아래의 노트북 코드는 라이브러리를 불러오고 NLTK 리소스를 내려받는 셀에서 멈춥니다. 이 코드를 마지막 줄 다음부터 이어서 작성하세요.

# 문서 일부
━━━━━━━━━━━━━━━━
In [None]:
import pandas as pd
import numpy as np
import networkx as nx
import os
import torch
import torch.nn as nn
import torch.optim as optim
import torch.nn.functional as F
import nltk
import re
import matplotlib.pyplot as plt
import dgl
import itertools

from allennlp.modules.elmo import Elmo, batch_to_ids
from eunjeon import Mecab
from sklearn.feature_extraction.text import TfidfVectorizer
from sklearn.model_selection import train_test_split

from dgl.dataloading import GraphDataLoader
from sklearn.metrics import accuracy_score, recall_score, f1_score

plt.rc('font', family='Malgun Gothic')

In [None]:
nltk.download('punkt')
nltk.download('averaged_perceptron_tagger')
nltk.download('wordnet')
━━━━━━━━━━━━━━━━
# 제공 데이터
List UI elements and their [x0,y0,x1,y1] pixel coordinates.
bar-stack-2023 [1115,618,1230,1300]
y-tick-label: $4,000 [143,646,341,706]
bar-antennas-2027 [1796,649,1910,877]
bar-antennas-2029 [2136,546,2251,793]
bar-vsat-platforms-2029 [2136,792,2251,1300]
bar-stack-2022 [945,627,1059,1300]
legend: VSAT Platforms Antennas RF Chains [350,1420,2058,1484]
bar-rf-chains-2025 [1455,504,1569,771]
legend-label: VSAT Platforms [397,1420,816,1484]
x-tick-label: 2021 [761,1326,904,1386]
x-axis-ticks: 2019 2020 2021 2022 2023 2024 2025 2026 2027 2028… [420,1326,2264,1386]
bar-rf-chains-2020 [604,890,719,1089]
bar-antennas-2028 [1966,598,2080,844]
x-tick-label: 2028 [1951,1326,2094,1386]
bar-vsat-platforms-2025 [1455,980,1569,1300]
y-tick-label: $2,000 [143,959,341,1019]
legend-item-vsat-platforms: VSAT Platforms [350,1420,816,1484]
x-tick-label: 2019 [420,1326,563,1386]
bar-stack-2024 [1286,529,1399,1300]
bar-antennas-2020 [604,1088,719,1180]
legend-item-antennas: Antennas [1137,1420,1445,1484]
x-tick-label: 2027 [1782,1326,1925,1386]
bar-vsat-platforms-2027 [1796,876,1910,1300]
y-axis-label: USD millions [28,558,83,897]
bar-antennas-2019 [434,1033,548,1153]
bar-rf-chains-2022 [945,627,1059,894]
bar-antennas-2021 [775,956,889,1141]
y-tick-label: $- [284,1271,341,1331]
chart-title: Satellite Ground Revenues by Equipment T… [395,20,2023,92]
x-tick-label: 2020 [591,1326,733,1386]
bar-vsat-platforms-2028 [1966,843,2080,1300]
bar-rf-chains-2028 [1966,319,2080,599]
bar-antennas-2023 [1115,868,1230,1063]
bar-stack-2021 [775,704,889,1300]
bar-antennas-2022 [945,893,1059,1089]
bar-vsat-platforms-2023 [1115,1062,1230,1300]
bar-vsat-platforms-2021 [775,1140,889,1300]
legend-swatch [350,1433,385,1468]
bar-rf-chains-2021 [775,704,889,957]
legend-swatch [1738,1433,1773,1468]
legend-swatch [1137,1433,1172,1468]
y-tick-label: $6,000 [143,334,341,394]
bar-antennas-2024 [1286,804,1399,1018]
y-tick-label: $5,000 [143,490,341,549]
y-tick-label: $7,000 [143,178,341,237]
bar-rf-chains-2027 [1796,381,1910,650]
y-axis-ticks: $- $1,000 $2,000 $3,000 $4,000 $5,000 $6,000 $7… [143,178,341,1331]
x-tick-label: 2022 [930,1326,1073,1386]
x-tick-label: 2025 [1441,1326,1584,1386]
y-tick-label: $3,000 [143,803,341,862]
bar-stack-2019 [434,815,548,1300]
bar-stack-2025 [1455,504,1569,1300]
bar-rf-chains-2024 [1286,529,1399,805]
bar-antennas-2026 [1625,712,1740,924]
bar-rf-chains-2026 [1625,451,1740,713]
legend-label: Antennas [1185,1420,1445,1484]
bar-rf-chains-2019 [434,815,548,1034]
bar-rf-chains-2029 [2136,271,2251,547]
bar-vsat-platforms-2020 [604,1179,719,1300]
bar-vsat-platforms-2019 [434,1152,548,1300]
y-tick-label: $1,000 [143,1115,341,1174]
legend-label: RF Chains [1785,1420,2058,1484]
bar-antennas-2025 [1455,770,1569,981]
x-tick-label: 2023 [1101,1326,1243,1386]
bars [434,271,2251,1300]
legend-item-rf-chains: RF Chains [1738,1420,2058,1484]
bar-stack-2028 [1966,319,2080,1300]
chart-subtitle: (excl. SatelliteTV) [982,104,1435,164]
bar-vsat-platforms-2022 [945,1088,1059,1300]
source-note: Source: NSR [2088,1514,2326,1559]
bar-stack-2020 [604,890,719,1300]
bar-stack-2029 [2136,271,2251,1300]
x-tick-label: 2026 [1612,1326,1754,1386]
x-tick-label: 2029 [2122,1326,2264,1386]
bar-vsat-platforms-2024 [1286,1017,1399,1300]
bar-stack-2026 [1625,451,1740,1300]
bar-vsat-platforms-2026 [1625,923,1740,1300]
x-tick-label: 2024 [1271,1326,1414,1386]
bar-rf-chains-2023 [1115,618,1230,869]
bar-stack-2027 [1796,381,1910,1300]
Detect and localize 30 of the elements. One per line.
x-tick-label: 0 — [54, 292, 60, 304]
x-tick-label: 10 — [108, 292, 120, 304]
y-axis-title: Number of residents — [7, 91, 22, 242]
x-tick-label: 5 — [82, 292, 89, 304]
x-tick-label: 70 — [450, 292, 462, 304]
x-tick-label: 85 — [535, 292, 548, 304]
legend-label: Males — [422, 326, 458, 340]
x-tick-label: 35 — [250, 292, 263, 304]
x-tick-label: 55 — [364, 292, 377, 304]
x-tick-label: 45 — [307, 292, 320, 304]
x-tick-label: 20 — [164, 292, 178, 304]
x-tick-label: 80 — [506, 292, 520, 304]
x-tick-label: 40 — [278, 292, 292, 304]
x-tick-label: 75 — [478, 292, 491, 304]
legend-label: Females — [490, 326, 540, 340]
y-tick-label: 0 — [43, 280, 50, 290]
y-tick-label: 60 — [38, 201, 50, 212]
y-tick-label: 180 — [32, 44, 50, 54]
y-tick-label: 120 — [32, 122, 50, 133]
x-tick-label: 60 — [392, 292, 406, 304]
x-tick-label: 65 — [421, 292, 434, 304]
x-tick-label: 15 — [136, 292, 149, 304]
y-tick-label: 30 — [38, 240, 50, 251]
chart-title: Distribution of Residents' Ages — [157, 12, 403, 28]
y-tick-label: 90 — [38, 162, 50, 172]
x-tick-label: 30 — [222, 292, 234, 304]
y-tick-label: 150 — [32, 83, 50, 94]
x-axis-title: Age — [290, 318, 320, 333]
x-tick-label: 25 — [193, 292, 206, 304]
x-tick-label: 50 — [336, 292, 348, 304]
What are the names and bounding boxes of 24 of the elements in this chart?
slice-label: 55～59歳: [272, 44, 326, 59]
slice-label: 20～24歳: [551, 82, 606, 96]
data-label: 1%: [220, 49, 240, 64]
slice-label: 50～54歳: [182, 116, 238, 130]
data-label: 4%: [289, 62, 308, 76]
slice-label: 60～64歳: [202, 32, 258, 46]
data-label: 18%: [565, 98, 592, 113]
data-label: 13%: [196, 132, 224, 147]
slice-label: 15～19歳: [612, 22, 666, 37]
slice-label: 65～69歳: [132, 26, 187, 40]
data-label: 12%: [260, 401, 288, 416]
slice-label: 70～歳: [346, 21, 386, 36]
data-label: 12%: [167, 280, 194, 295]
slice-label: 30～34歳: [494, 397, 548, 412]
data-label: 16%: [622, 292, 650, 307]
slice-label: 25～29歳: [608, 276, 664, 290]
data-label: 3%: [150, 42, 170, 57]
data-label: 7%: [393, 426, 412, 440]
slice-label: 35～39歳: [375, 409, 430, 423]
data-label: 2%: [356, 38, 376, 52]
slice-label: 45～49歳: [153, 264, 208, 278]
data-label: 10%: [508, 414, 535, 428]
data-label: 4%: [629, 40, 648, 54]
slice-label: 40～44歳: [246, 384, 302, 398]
━━━━━━━━━━━━━━━━
# 실습 결과
In [None]:
data_dir = '../analysis_files/files/'
device = torch.device('cuda' if torch.cuda.is_available() else 'cpu')

In [None]:
# 감성대화말뭉치(최종데이터)_Training.csv 파일을 pandas로 읽어옵니다.
df = pd.read_csv(os.path.join(data_dir, '감성대화말뭉치(최종데이터)_Validation.csv'), encoding='cp949')
df = df[['사람문장1', '시스템문장1', '사람문장2','시스템문장2','사람문장3','시스템문장3','감정_대분류', '상황키워드']]

In [None]:
# ELMo 모델 초기화
options_file = "../analysis_files/elmo/elmo_2x4096_512_2048cnn_2xhighway_5.5B_options.json"
weight_file = "../analysis_files/elmo/elmo_2x4096_512_2048cnn_2xhighway_5.5B_weights.hdf5"
elmo = Elmo(options_file, weight_file, num_output_representations=1)

# mecab 모델 다운로드
mecab = Mecab()

# elmo 모델 다운로드
elmo = elmo.to(device)

In [None]:
# 한국어 문장 형태소 분리 함수
def tokenize_korean_sentence(sentence):
    tokens = mecab.morphs(sentence)
    return tokens

In [None]:
def preprocessing(sentences) :
    sentences = re.sub(r'\([^)]*\)', '', sentences)
    sentences = sentences.replace('.', '')
    sentences = re.sub(r'[^가-힣\s]', '', sentences)
    sentences = re.sub(r'\b(?:cm|km|etc)\b', '', sentences)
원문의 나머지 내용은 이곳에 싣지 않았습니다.